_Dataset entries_

:::

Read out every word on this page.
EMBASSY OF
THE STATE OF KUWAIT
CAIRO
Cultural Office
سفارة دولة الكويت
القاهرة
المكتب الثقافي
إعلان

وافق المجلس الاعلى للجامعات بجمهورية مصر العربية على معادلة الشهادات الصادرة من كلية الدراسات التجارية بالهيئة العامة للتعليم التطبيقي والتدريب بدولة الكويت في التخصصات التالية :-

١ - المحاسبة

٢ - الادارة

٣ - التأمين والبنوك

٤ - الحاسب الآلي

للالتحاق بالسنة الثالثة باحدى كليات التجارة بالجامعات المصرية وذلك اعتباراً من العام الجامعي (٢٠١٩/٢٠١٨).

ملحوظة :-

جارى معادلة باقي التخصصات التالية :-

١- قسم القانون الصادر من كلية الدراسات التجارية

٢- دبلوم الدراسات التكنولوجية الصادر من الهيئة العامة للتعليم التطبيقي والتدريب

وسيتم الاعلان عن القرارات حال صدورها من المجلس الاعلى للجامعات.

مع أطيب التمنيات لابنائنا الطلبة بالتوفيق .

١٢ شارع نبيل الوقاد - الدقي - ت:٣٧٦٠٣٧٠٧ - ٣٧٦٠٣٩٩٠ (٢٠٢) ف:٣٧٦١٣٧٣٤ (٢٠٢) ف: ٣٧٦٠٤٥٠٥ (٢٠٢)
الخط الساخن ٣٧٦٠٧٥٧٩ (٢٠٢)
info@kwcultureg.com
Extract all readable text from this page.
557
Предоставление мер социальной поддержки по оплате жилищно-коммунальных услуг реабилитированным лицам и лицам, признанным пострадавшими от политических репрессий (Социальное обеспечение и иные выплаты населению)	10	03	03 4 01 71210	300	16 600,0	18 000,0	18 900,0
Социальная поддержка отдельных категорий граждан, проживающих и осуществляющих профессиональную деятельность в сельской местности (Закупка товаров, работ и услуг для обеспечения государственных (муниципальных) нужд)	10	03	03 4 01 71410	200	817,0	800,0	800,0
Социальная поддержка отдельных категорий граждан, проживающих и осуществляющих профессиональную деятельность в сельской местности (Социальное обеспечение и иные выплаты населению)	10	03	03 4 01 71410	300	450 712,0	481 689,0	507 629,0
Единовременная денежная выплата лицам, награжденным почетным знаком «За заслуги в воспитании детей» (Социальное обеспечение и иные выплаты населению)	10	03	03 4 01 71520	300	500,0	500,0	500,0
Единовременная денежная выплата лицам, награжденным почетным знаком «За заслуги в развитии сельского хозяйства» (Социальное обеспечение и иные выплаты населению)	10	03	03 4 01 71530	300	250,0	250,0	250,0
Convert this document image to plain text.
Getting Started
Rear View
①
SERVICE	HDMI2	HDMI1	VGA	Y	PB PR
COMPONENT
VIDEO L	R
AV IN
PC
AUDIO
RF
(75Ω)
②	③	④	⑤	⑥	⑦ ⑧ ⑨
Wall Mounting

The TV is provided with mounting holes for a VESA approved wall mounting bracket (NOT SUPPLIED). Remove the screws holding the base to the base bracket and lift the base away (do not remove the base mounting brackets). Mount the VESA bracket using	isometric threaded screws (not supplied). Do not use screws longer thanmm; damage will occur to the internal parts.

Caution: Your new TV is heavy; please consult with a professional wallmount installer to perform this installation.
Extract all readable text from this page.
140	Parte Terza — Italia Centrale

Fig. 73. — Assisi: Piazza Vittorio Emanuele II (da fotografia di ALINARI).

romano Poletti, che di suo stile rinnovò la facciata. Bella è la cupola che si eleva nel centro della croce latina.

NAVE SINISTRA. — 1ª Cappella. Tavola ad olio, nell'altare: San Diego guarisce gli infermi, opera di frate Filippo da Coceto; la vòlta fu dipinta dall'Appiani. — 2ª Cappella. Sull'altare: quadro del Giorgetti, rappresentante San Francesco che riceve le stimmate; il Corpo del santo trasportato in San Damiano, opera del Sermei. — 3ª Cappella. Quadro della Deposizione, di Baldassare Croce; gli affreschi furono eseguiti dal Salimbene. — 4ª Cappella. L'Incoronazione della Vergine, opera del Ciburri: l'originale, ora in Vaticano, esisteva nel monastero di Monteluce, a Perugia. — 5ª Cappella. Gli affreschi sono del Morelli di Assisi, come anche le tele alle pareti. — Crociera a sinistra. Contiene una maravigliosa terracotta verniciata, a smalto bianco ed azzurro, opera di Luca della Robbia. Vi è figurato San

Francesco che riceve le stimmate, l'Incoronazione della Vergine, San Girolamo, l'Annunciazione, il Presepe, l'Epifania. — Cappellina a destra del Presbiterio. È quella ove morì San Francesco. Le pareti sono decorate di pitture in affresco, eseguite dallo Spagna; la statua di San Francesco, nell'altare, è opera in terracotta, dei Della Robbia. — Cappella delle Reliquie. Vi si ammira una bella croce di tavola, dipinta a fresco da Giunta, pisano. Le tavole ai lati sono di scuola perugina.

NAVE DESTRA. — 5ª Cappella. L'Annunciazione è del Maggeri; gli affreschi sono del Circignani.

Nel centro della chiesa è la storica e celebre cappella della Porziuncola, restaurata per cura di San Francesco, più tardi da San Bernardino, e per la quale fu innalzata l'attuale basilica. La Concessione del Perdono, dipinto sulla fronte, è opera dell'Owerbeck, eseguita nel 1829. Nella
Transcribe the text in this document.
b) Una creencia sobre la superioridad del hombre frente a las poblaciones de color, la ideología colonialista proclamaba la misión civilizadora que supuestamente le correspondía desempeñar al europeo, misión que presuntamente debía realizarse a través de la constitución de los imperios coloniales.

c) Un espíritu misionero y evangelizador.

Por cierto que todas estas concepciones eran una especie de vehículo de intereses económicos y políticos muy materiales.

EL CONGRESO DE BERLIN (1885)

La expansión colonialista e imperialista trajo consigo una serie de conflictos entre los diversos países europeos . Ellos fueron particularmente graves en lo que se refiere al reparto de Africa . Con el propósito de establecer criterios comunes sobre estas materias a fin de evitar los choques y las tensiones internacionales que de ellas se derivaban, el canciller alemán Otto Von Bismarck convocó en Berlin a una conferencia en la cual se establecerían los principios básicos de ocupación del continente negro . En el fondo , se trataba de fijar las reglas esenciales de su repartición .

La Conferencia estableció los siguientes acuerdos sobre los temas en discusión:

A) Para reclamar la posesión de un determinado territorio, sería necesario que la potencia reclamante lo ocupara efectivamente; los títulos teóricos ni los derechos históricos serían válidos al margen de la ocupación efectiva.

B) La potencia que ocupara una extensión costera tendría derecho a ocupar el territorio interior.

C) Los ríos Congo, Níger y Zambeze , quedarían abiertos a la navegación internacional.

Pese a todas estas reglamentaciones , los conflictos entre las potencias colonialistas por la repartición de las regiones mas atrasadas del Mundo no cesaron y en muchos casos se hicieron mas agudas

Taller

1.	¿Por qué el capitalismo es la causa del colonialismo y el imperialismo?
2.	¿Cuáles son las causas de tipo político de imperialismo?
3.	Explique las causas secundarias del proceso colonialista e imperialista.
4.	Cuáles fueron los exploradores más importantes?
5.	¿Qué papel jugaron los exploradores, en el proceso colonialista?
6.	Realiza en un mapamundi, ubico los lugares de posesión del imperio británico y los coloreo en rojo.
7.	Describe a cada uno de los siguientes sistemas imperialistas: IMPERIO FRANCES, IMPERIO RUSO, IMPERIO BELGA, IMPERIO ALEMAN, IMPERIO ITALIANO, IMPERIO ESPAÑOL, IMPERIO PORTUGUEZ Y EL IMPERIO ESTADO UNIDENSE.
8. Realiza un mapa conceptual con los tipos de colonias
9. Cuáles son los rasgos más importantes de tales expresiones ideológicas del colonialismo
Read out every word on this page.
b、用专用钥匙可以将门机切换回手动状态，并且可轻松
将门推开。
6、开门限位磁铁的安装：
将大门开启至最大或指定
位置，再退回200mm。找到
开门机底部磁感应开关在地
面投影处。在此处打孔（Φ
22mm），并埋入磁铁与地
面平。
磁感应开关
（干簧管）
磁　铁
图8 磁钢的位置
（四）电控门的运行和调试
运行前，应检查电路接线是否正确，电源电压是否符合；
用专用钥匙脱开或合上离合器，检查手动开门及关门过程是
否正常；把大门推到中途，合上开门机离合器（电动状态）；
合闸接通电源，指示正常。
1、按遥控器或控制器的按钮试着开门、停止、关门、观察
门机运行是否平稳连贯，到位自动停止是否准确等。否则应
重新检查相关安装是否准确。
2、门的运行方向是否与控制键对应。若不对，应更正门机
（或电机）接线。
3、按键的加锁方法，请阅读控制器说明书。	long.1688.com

:::

_THE REQUEST_
Copy all lines of the material above where the string "العامة" occurs.

_WRITTEN RESPONSE_
وافق المجلس الاعلى للجامعات بجمهورية مصر العربية على معادلة الشهادات الصادرة من كلية الدراسات التجارية بالهيئة العامة للتعليم التطبيقي والتدريب بدولة الكويت في التخصصات التالية :-
٢- دبلوم الدراسات التكنولوجية الصادر من الهيئة العامة للتعليم التطبيقي والتدريب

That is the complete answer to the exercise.